# WRITTEN INSTRUCTION
Set each record down exactly, excluding all images.

# WORKING DATA
____
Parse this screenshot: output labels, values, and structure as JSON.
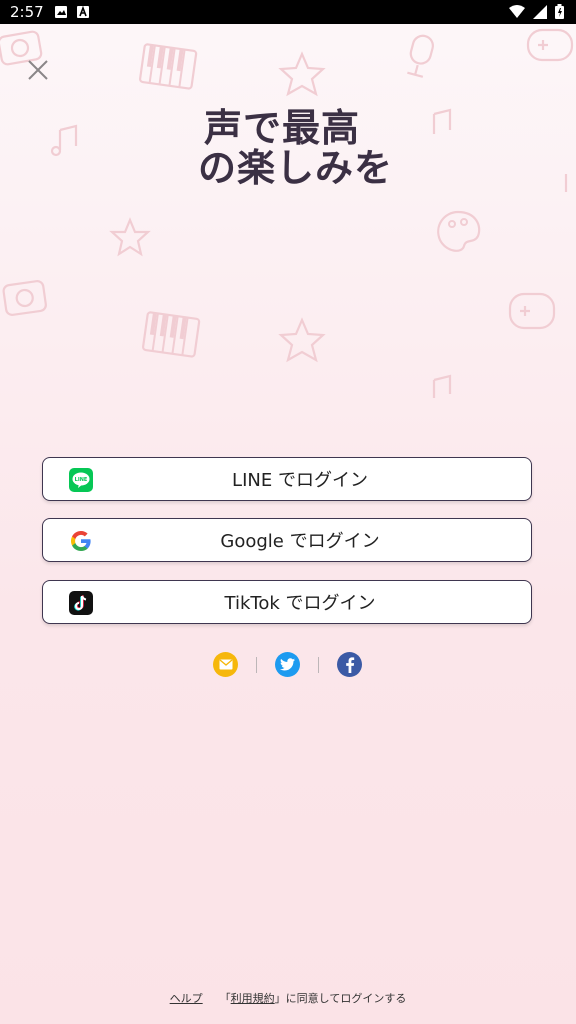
{
  "status_bar": {
    "time": "2:57"
  },
  "logo": {
    "line1": "声で最高",
    "line2": "の楽しみを"
  },
  "buttons": {
    "line": "LINE でログイン",
    "google": "Google でログイン",
    "tiktok": "TikTok でログイン"
  },
  "icons": {
    "line_logo": "line-logo",
    "google_logo": "google-logo",
    "tiktok_logo": "tiktok-logo",
    "mail": "mail-icon",
    "twitter": "twitter-icon",
    "facebook": "facebook-icon"
  },
  "colors": {
    "line": "#06c755",
    "mail": "#f6b70b",
    "twitter": "#1d9bf0",
    "facebook": "#3b5aa5"
  },
  "footer": {
    "help": "ヘルプ",
    "terms_open": "「",
    "terms": "利用規約",
    "terms_close": "」",
    "agree_text": "に同意してログインする"
  }
}
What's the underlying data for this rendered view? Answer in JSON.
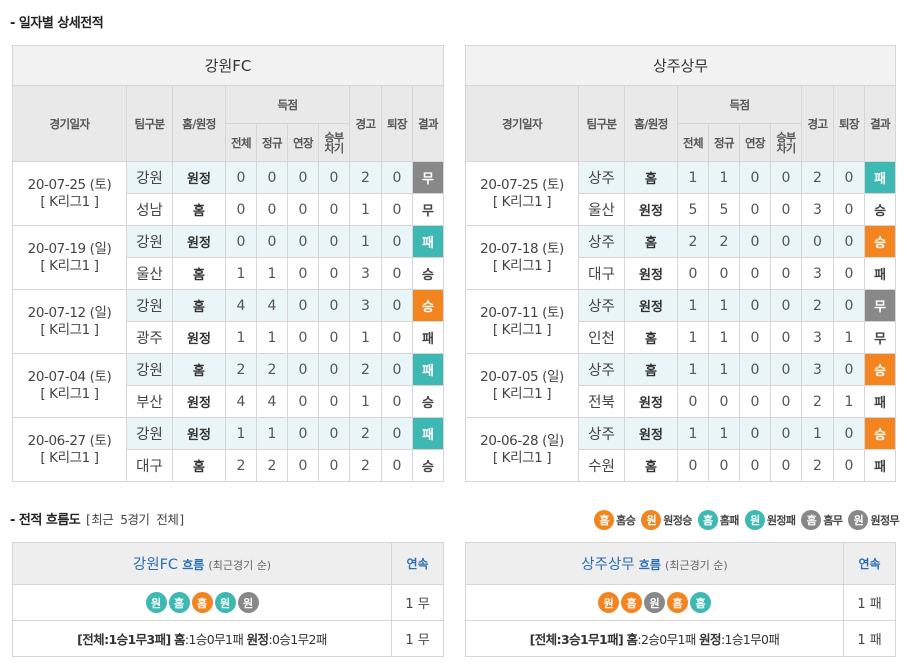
____
# TASK OUTPUT
Parse this screenshot: output labels, values, and structure as JSON.
{
  "status_bar": {
    "time": "2:57"
  },
  "logo": {
    "line1": "声で最高",
    "line2": "の楽しみを"
  },
  "buttons": {
    "line": "LINE でログイン",
    "google": "Google でログイン",
    "tiktok": "TikTok でログイン"
  },
  "icons": {
    "line_logo": "line-logo",
    "google_logo": "google-logo",
    "tiktok_logo": "tiktok-logo",
    "mail": "mail-icon",
    "twitter": "twitter-icon",
    "facebook": "facebook-icon"
  },
  "colors": {
    "line": "#06c755",
    "mail": "#f6b70b",
    "twitter": "#1d9bf0",
    "facebook": "#3b5aa5"
  },
  "footer": {
    "help": "ヘルプ",
    "terms_open": "「",
    "terms": "利用規約",
    "terms_close": "」",
    "agree_text": "に同意してログインする"
  }
}
What's the underlying data for this rendered view? Answer in JSON.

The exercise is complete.